▼▼▼
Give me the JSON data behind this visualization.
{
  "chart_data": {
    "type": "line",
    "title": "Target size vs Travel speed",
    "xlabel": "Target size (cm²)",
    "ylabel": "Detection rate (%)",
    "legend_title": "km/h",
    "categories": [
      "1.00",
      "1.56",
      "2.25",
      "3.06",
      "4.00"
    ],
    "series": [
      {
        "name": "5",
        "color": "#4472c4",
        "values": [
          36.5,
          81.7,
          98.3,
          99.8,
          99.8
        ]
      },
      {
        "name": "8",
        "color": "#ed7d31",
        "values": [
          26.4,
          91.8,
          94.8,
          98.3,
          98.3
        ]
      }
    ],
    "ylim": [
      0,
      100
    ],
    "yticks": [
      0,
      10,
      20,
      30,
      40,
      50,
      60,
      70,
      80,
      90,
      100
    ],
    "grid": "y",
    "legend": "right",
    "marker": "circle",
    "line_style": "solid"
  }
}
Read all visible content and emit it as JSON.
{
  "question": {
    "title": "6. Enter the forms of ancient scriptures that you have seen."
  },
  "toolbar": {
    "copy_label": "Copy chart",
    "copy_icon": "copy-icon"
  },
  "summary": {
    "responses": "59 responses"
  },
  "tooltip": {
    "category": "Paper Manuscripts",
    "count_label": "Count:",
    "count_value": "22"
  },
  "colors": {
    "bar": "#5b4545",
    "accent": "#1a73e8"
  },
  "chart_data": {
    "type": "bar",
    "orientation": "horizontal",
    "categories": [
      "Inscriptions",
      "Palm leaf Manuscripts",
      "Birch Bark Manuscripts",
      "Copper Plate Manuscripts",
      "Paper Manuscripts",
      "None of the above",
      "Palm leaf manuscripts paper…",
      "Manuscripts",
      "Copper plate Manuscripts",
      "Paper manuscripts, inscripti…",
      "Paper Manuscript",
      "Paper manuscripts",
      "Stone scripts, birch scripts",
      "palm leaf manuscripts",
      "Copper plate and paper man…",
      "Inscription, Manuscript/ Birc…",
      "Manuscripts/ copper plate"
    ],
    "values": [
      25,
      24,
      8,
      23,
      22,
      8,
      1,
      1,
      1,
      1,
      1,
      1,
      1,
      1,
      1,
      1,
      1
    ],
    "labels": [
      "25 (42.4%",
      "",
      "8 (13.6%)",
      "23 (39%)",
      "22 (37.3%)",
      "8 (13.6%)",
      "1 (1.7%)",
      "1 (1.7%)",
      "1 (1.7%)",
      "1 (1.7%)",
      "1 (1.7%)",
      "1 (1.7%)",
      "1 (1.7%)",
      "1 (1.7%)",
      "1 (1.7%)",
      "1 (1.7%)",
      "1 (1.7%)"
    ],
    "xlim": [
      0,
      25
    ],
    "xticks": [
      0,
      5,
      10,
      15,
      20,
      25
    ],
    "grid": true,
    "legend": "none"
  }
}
▲▲▲
Exercise -
Review the material and copy each line in which the word "Target" appears.

Answer for this exercise -
    "title": "Target size vs Travel speed",
    "xlabel": "Target size (cm²)",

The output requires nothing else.